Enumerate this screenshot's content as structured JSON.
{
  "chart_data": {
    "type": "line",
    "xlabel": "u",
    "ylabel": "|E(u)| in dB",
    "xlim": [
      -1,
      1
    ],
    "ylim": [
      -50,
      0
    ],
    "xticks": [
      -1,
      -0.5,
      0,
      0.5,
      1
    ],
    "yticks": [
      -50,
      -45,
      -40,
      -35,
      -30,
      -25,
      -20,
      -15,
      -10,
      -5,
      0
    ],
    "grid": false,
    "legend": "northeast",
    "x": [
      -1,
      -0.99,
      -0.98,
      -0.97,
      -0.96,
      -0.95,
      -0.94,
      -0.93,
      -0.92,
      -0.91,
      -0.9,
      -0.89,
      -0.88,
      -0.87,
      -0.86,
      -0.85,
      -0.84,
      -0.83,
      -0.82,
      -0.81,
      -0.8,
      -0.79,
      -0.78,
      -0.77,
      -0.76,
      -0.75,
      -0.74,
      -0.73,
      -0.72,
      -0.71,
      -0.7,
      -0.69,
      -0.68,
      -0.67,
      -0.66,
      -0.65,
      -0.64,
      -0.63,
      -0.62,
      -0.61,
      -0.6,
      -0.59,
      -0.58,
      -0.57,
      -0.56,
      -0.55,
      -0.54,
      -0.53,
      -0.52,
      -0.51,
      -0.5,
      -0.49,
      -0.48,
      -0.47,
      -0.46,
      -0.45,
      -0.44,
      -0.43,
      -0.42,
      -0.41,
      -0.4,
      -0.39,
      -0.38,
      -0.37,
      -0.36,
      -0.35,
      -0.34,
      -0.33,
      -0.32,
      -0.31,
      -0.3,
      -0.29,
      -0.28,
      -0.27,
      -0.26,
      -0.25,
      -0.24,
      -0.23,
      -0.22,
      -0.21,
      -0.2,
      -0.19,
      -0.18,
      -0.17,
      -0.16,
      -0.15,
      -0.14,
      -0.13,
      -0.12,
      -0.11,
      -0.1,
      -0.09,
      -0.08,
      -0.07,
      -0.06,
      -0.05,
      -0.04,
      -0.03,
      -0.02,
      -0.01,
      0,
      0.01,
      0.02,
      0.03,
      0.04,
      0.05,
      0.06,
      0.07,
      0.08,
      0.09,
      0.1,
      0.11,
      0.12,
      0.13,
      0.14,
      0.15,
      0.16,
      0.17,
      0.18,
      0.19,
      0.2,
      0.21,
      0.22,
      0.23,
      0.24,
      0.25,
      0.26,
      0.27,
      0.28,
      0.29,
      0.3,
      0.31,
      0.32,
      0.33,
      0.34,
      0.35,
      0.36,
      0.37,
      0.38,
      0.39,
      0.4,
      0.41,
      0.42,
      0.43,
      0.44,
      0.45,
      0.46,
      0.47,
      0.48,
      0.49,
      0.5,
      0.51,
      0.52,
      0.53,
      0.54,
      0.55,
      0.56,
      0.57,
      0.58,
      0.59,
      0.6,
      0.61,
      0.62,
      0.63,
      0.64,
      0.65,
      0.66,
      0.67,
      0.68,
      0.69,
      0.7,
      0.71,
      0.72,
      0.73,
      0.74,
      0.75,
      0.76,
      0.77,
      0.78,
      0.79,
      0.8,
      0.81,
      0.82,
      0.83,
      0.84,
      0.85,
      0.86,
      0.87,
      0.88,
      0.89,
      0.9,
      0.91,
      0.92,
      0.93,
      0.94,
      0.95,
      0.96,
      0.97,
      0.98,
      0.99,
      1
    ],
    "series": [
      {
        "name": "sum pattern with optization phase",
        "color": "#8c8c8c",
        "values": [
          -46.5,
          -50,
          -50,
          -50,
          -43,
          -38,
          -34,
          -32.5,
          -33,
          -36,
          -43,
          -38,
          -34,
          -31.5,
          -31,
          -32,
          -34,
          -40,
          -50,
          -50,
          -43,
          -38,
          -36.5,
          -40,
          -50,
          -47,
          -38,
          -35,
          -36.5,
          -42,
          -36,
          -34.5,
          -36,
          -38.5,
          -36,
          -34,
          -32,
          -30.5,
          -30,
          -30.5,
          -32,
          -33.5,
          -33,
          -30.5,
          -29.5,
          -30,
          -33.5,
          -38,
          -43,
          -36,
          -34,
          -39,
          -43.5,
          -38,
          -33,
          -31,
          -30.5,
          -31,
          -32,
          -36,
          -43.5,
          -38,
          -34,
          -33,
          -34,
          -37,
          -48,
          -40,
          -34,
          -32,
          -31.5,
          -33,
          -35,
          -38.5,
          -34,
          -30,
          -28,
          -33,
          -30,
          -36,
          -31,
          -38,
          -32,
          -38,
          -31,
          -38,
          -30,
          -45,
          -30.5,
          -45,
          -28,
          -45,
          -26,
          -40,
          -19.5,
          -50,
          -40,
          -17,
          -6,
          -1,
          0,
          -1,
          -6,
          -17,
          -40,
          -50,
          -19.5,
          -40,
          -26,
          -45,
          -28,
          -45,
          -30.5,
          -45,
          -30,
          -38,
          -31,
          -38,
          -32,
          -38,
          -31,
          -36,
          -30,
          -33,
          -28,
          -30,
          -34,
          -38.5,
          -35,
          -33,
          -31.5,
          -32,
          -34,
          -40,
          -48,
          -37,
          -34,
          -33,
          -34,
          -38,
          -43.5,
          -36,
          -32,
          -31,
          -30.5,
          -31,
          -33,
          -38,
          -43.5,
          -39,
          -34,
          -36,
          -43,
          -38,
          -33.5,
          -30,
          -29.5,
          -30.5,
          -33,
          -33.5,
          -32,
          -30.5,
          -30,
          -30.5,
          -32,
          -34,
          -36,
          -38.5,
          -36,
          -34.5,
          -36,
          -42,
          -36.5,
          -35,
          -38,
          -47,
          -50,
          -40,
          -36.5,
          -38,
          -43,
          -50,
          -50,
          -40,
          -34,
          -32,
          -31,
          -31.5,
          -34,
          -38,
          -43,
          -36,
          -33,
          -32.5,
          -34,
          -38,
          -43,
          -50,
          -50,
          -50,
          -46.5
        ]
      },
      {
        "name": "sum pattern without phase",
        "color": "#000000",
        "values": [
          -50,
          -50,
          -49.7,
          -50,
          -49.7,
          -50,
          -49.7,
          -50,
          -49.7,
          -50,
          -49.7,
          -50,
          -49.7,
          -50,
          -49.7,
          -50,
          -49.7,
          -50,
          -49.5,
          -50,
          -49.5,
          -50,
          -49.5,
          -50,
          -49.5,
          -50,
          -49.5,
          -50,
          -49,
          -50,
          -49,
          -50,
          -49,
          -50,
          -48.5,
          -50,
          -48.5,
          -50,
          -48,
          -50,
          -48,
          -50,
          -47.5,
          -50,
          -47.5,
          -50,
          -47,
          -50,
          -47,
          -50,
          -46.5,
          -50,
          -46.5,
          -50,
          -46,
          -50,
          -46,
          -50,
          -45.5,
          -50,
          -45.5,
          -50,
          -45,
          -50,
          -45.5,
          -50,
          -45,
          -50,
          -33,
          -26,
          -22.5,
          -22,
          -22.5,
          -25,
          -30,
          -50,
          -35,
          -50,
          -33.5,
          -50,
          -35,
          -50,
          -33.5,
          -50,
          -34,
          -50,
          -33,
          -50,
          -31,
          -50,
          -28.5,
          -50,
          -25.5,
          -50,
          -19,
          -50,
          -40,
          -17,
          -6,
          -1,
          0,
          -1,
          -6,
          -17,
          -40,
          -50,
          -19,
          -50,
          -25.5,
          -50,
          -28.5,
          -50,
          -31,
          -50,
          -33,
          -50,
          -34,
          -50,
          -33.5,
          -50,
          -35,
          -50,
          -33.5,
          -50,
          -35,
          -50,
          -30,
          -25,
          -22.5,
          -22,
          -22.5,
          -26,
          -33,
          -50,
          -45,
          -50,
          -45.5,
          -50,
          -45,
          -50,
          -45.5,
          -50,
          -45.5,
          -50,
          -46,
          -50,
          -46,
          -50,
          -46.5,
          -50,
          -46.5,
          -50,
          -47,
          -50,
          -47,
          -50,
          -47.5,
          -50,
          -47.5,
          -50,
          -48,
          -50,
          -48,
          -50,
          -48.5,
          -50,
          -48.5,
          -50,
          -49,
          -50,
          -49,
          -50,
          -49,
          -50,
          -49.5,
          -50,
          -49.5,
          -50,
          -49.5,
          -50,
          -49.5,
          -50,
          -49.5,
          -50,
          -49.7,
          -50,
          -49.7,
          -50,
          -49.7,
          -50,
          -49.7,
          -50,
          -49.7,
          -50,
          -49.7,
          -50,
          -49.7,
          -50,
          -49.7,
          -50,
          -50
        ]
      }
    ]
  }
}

####################

Your objective
Pick out the lines above containing the word "pattern", then copy them.

Solution to this task
        "name": "sum pattern with optization phase",
        "name": "sum pattern without phase",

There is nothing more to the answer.